● PROBLEM REQUIREMENTS
Copy out all the records exactly.

+++

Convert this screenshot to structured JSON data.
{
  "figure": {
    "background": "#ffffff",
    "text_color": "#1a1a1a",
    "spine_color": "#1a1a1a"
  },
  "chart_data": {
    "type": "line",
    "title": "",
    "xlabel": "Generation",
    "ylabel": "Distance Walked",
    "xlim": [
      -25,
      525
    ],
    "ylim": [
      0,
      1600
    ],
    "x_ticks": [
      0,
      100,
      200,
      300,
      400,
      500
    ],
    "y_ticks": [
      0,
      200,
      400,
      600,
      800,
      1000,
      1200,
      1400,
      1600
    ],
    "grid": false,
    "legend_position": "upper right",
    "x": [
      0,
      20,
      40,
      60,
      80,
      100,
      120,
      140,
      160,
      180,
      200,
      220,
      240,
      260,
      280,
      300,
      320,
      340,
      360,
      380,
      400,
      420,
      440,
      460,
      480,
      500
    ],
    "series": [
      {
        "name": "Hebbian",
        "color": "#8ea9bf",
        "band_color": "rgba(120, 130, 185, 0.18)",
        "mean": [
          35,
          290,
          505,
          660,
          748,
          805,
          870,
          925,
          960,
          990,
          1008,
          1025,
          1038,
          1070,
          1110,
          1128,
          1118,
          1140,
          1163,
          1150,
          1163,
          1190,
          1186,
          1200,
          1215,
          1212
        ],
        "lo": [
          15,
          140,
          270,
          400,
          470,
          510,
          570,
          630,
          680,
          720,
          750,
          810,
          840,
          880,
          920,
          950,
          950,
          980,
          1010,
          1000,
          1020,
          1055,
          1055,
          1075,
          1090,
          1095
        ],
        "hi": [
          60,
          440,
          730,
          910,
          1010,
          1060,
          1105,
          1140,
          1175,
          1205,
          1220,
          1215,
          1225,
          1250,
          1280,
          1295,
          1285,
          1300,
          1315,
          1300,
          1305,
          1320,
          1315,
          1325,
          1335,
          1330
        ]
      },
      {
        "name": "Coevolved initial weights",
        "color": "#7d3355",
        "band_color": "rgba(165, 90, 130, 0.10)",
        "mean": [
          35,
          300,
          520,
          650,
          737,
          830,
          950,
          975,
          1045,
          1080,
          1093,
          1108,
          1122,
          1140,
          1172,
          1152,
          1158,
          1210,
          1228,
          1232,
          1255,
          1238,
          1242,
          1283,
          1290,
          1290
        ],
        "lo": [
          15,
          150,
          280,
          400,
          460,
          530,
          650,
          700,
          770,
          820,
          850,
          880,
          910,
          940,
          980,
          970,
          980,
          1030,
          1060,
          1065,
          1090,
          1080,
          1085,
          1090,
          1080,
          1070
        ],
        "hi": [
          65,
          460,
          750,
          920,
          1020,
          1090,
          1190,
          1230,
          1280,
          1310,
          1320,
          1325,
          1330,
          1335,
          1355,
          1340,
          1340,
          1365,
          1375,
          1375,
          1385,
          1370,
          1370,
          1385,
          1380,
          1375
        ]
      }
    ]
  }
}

+++

● WRITTEN ANSWER
Convert this screenshot to structured JSON data.
{
  "figure": {
    "background": "#ffffff",
    "text_color": "#1a1a1a",
    "spine_color": "#1a1a1a"
  },
  "chart_data": {
    "type": "line",
    "title": "",
    "xlabel": "Generation",
    "ylabel": "Distance Walked",
    "xlim": [
      -25,
      525
    ],
    "ylim": [
      0,
      1600
    ],
    "x_ticks": [
      0,
      100,
      200,
      300,
      400,
      500
    ],
    "y_ticks": [
      0,
      200,
      400,
      600,
      800,
      1000,
      1200,
      1400,
      1600
    ],
    "grid": false,
    "legend_position": "upper right",
    "x": [
      0,
      20,
      40,
      60,
      80,
      100,
      120,
      140,
      160,
      180,
      200,
      220,
      240,
      260,
      280,
      300,
      320,
      340,
      360,
      380,
      400,
      420,
      440,
      460,
      480,
      500
    ],
    "series": [
      {
        "name": "Hebbian",
        "color": "#8ea9bf",
        "band_color": "rgba(120, 130, 185, 0.18)",
        "mean": [
          35,
          290,
          505,
          660,
          748,
          805,
          870,
          925,
          960,
          990,
          1008,
          1025,
          1038,
          1070,
          1110,
          1128,
          1118,
          1140,
          1163,
          1150,
          1163,
          1190,
          1186,
          1200,
          1215,
          1212
        ],
        "lo": [
          15,
          140,
          270,
          400,
          470,
          510,
          570,
          630,
          680,
          720,
          750,
          810,
          840,
          880,
          920,
          950,
          950,
          980,
          1010,
          1000,
          1020,
          1055,
          1055,
          1075,
          1090,
          1095
        ],
        "hi": [
          60,
          440,
          730,
          910,
          1010,
          1060,
          1105,
          1140,
          1175,
          1205,
          1220,
          1215,
          1225,
          1250,
          1280,
          1295,
          1285,
          1300,
          1315,
          1300,
          1305,
          1320,
          1315,
          1325,
          1335,
          1330
        ]
      },
      {
        "name": "Coevolved initial weights",
        "color": "#7d3355",
        "band_color": "rgba(165, 90, 130, 0.10)",
        "mean": [
          35,
          300,
          520,
          650,
          737,
          830,
          950,
          975,
          1045,
          1080,
          1093,
          1108,
          1122,
          1140,
          1172,
          1152,
          1158,
          1210,
          1228,
          1232,
          1255,
          1238,
          1242,
          1283,
          1290,
          1290
        ],
        "lo": [
          15,
          150,
          280,
          400,
          460,
          530,
          650,
          700,
          770,
          820,
          850,
          880,
          910,
          940,
          980,
          970,
          980,
          1030,
          1060,
          1065,
          1090,
          1080,
          1085,
          1090,
          1080,
          1070
        ],
        "hi": [
          65,
          460,
          750,
          920,
          1020,
          1090,
          1190,
          1230,
          1280,
          1310,
          1320,
          1325,
          1330,
          1335,
          1355,
          1340,
          1340,
          1365,
          1375,
          1375,
          1385,
          1370,
          1370,
          1385,
          1380,
          1375
        ]
      }
    ]
  }
}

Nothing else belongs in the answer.